▶ What you will do
Reproduce all of the data below without alteration; exclude every picture.

........

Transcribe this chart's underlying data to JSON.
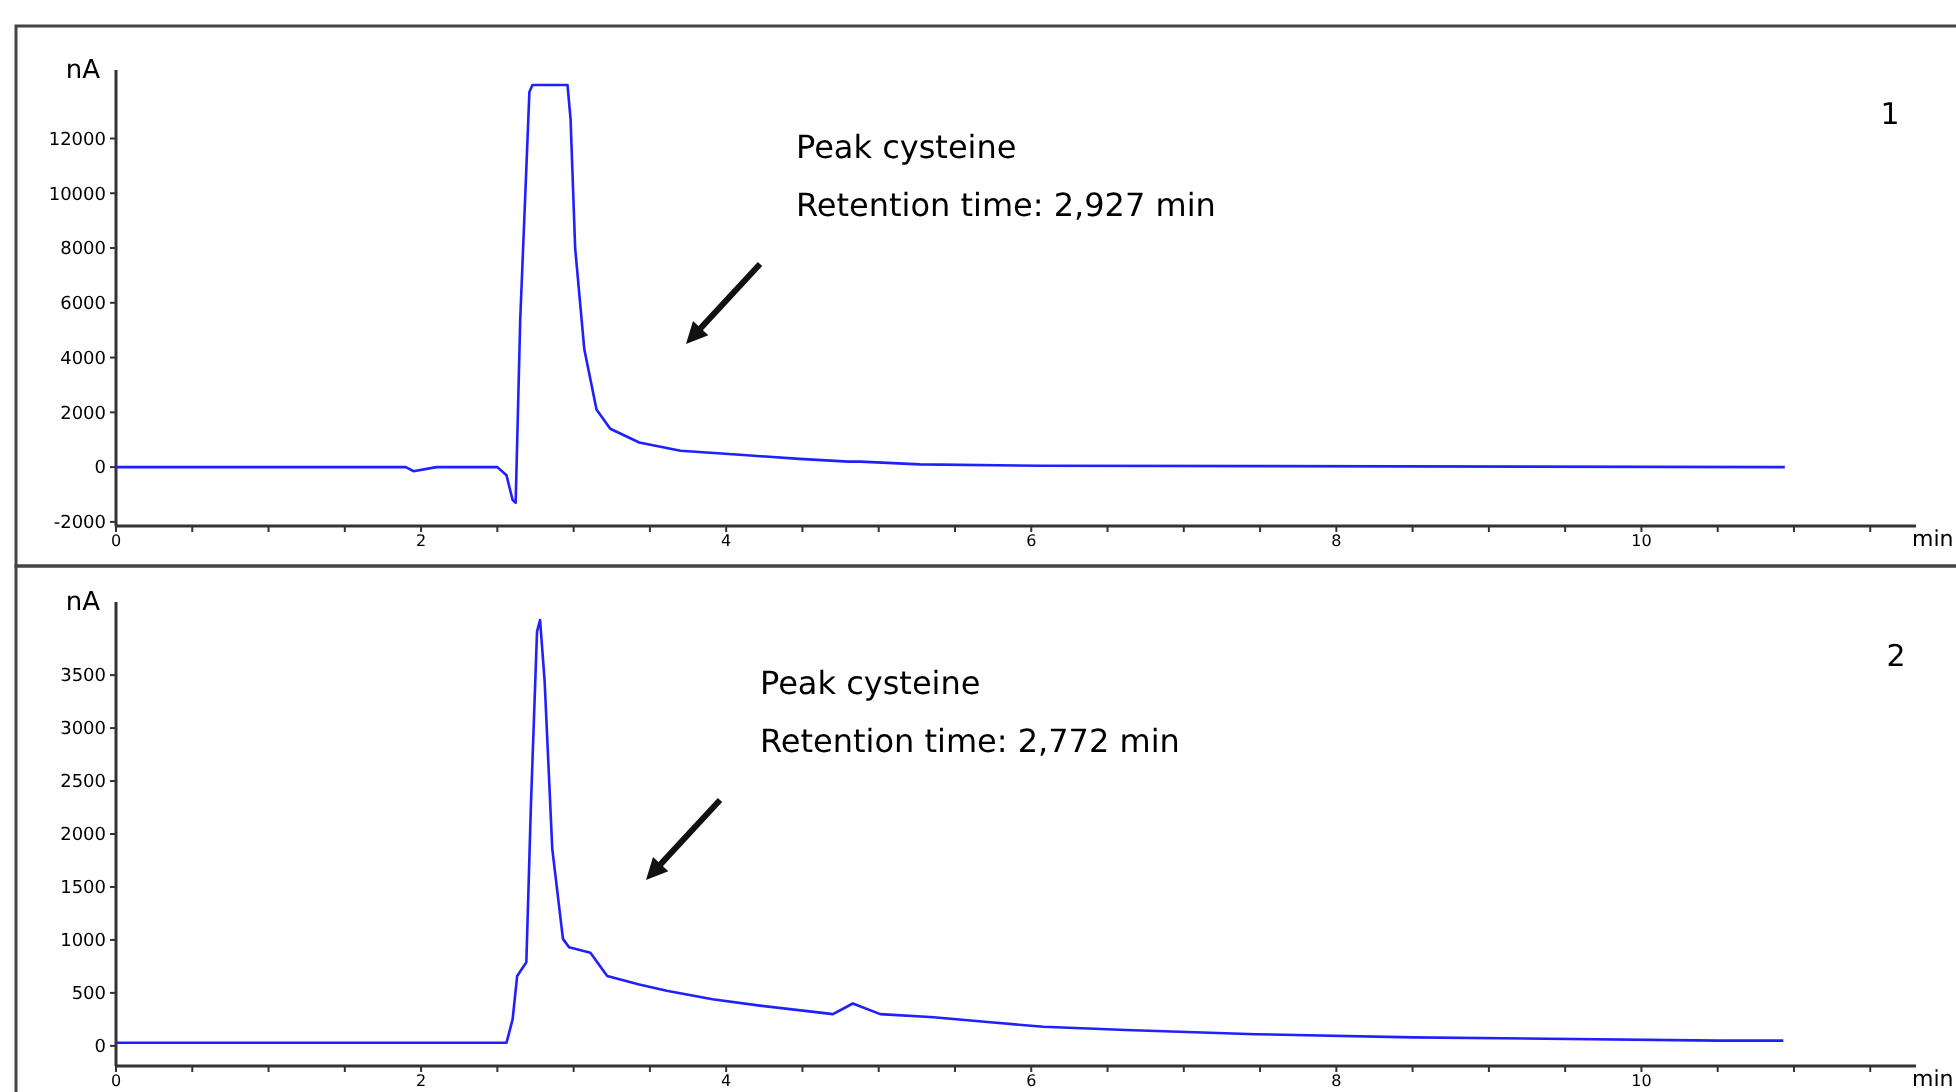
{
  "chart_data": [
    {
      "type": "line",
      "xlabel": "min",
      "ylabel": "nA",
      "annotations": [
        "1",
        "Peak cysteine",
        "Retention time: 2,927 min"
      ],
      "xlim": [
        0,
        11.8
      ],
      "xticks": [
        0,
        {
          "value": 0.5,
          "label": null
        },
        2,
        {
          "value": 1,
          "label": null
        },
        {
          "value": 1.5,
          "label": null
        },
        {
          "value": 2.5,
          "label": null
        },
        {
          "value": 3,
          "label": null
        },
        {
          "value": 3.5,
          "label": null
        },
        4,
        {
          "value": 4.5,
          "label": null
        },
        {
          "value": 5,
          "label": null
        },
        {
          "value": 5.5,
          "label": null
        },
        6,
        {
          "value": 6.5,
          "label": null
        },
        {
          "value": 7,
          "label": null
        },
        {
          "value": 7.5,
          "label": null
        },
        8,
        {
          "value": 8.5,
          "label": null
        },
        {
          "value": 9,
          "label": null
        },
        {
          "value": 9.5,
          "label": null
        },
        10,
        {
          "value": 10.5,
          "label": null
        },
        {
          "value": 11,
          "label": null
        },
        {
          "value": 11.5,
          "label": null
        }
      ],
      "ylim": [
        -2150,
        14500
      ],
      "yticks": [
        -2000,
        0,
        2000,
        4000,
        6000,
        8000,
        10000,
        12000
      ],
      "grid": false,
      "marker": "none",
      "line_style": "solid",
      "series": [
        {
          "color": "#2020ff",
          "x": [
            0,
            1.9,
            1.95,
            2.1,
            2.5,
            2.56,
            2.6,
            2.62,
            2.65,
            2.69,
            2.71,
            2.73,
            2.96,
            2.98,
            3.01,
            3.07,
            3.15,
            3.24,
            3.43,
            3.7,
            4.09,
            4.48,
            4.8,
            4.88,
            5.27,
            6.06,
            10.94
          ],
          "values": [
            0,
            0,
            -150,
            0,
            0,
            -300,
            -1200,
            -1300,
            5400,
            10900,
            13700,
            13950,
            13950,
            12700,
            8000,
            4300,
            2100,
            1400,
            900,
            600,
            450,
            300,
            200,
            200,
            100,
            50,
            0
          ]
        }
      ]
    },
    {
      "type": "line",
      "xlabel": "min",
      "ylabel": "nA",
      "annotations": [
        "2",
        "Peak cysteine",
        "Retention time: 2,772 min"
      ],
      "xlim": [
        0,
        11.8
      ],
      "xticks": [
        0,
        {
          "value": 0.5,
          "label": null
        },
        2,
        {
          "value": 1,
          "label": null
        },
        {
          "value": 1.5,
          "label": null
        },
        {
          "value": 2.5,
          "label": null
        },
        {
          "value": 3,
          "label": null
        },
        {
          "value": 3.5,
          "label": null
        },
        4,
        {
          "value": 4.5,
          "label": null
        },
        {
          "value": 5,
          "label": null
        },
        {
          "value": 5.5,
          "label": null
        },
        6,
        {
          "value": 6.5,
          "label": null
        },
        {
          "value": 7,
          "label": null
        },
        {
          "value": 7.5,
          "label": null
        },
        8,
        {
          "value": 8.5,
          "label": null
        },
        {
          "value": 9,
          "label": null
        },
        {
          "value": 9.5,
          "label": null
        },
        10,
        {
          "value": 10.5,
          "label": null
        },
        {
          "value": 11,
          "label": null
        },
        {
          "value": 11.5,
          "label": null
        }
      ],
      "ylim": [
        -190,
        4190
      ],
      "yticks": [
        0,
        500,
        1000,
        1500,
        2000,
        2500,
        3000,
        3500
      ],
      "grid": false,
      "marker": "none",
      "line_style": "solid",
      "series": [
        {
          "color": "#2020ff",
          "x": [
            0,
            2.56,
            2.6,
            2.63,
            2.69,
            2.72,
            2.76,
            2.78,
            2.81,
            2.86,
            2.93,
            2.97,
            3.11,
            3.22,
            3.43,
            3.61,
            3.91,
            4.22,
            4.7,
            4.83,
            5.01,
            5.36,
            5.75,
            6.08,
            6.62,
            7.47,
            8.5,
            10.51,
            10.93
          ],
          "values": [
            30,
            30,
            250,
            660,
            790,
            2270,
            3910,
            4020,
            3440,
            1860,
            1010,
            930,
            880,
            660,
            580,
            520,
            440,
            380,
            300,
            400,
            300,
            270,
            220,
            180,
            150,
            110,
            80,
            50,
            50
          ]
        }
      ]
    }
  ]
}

........

▶ The result
Transcribe this chart's underlying data to JSON.
{
  "chart_data": [
    {
      "type": "line",
      "xlabel": "min",
      "ylabel": "nA",
      "annotations": [
        "1",
        "Peak cysteine",
        "Retention time: 2,927 min"
      ],
      "xlim": [
        0,
        11.8
      ],
      "xticks": [
        0,
        {
          "value": 0.5,
          "label": null
        },
        2,
        {
          "value": 1,
          "label": null
        },
        {
          "value": 1.5,
          "label": null
        },
        {
          "value": 2.5,
          "label": null
        },
        {
          "value": 3,
          "label": null
        },
        {
          "value": 3.5,
          "label": null
        },
        4,
        {
          "value": 4.5,
          "label": null
        },
        {
          "value": 5,
          "label": null
        },
        {
          "value": 5.5,
          "label": null
        },
        6,
        {
          "value": 6.5,
          "label": null
        },
        {
          "value": 7,
          "label": null
        },
        {
          "value": 7.5,
          "label": null
        },
        8,
        {
          "value": 8.5,
          "label": null
        },
        {
          "value": 9,
          "label": null
        },
        {
          "value": 9.5,
          "label": null
        },
        10,
        {
          "value": 10.5,
          "label": null
        },
        {
          "value": 11,
          "label": null
        },
        {
          "value": 11.5,
          "label": null
        }
      ],
      "ylim": [
        -2150,
        14500
      ],
      "yticks": [
        -2000,
        0,
        2000,
        4000,
        6000,
        8000,
        10000,
        12000
      ],
      "grid": false,
      "marker": "none",
      "line_style": "solid",
      "series": [
        {
          "color": "#2020ff",
          "x": [
            0,
            1.9,
            1.95,
            2.1,
            2.5,
            2.56,
            2.6,
            2.62,
            2.65,
            2.69,
            2.71,
            2.73,
            2.96,
            2.98,
            3.01,
            3.07,
            3.15,
            3.24,
            3.43,
            3.7,
            4.09,
            4.48,
            4.8,
            4.88,
            5.27,
            6.06,
            10.94
          ],
          "values": [
            0,
            0,
            -150,
            0,
            0,
            -300,
            -1200,
            -1300,
            5400,
            10900,
            13700,
            13950,
            13950,
            12700,
            8000,
            4300,
            2100,
            1400,
            900,
            600,
            450,
            300,
            200,
            200,
            100,
            50,
            0
          ]
        }
      ]
    },
    {
      "type": "line",
      "xlabel": "min",
      "ylabel": "nA",
      "annotations": [
        "2",
        "Peak cysteine",
        "Retention time: 2,772 min"
      ],
      "xlim": [
        0,
        11.8
      ],
      "xticks": [
        0,
        {
          "value": 0.5,
          "label": null
        },
        2,
        {
          "value": 1,
          "label": null
        },
        {
          "value": 1.5,
          "label": null
        },
        {
          "value": 2.5,
          "label": null
        },
        {
          "value": 3,
          "label": null
        },
        {
          "value": 3.5,
          "label": null
        },
        4,
        {
          "value": 4.5,
          "label": null
        },
        {
          "value": 5,
          "label": null
        },
        {
          "value": 5.5,
          "label": null
        },
        6,
        {
          "value": 6.5,
          "label": null
        },
        {
          "value": 7,
          "label": null
        },
        {
          "value": 7.5,
          "label": null
        },
        8,
        {
          "value": 8.5,
          "label": null
        },
        {
          "value": 9,
          "label": null
        },
        {
          "value": 9.5,
          "label": null
        },
        10,
        {
          "value": 10.5,
          "label": null
        },
        {
          "value": 11,
          "label": null
        },
        {
          "value": 11.5,
          "label": null
        }
      ],
      "ylim": [
        -190,
        4190
      ],
      "yticks": [
        0,
        500,
        1000,
        1500,
        2000,
        2500,
        3000,
        3500
      ],
      "grid": false,
      "marker": "none",
      "line_style": "solid",
      "series": [
        {
          "color": "#2020ff",
          "x": [
            0,
            2.56,
            2.6,
            2.63,
            2.69,
            2.72,
            2.76,
            2.78,
            2.81,
            2.86,
            2.93,
            2.97,
            3.11,
            3.22,
            3.43,
            3.61,
            3.91,
            4.22,
            4.7,
            4.83,
            5.01,
            5.36,
            5.75,
            6.08,
            6.62,
            7.47,
            8.5,
            10.51,
            10.93
          ],
          "values": [
            30,
            30,
            250,
            660,
            790,
            2270,
            3910,
            4020,
            3440,
            1860,
            1010,
            930,
            880,
            660,
            580,
            520,
            440,
            380,
            300,
            400,
            300,
            270,
            220,
            180,
            150,
            110,
            80,
            50,
            50
          ]
        }
      ]
    }
  ]
}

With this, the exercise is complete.